- YOUR GOAL:
Collect all the lines that mention the word "mucus".

- RECORDS FOR PROCESSING:
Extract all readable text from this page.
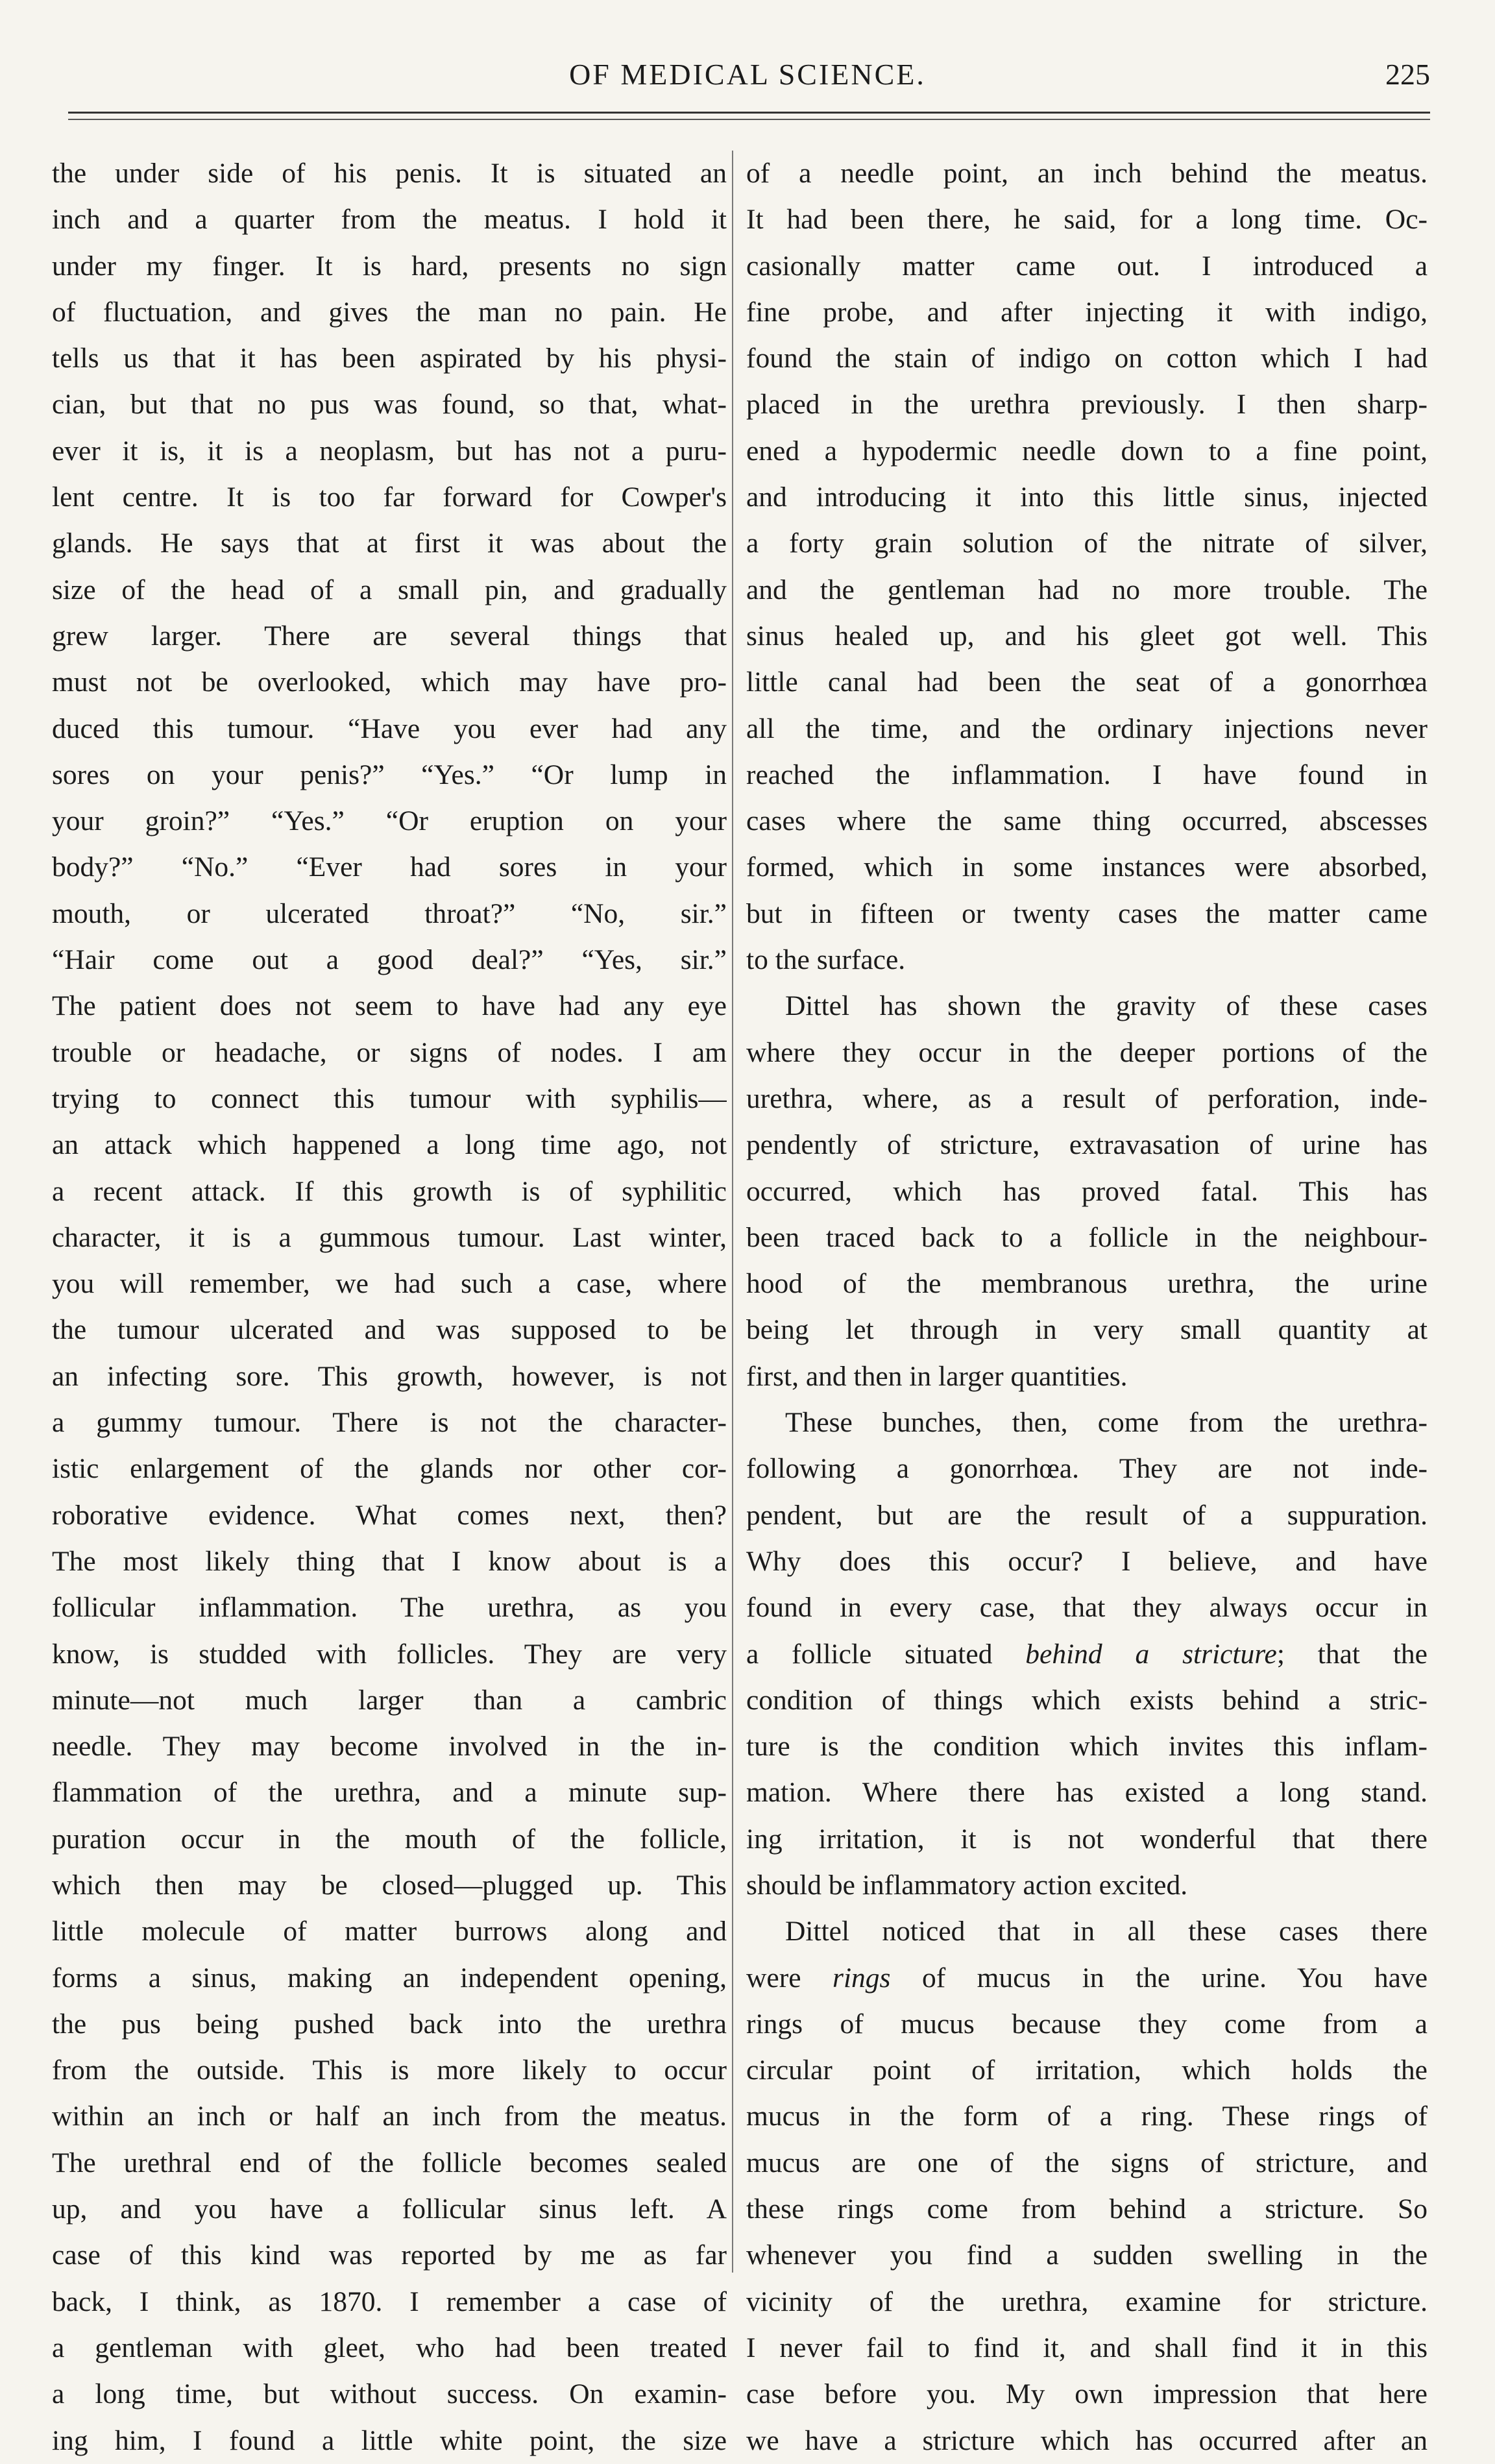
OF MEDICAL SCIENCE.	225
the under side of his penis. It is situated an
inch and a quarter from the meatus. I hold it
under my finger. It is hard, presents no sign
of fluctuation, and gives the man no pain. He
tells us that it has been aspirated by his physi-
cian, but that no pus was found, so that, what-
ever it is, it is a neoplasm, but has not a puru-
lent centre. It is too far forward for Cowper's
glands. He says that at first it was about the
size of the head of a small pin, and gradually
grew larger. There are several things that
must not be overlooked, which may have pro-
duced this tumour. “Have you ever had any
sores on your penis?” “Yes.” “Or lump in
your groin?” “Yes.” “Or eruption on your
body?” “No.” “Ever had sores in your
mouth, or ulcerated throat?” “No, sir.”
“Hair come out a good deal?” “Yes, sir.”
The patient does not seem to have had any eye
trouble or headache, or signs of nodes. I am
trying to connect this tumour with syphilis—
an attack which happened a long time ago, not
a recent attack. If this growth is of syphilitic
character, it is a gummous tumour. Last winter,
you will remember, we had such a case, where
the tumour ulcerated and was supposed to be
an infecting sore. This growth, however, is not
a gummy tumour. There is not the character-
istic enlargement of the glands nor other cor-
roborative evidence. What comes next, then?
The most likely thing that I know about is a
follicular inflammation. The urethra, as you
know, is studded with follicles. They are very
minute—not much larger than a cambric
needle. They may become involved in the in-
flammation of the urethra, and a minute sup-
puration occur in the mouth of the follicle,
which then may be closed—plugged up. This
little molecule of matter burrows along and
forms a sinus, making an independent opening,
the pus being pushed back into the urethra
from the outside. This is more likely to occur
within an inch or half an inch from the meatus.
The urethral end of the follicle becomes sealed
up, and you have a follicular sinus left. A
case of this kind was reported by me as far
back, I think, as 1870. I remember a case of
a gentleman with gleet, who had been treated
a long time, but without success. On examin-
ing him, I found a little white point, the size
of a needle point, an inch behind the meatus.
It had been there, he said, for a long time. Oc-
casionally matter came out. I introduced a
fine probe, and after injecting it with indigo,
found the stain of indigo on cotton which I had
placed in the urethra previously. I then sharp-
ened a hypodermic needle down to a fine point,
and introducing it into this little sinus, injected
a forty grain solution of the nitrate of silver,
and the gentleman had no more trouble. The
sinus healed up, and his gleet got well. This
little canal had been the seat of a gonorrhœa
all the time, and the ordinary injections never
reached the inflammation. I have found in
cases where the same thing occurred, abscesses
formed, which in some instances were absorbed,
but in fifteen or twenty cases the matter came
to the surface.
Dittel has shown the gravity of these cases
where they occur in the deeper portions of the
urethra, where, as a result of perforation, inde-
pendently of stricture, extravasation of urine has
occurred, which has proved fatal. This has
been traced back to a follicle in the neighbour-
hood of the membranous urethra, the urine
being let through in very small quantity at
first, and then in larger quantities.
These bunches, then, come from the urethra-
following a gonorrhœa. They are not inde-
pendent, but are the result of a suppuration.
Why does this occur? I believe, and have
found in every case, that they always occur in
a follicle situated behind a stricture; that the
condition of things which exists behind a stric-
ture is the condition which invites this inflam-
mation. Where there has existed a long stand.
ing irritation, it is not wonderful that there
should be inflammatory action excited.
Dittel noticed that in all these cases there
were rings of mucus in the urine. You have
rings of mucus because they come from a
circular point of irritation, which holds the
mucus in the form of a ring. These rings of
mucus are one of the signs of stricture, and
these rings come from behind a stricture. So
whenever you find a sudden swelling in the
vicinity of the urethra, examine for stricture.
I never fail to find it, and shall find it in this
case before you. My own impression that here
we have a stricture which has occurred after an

- SOLUTION TO THE PROBLEM:
were rings of mucus in the urine. You have
rings of mucus because they come from a
mucus in the form of a ring. These rings of
mucus are one of the signs of stricture, and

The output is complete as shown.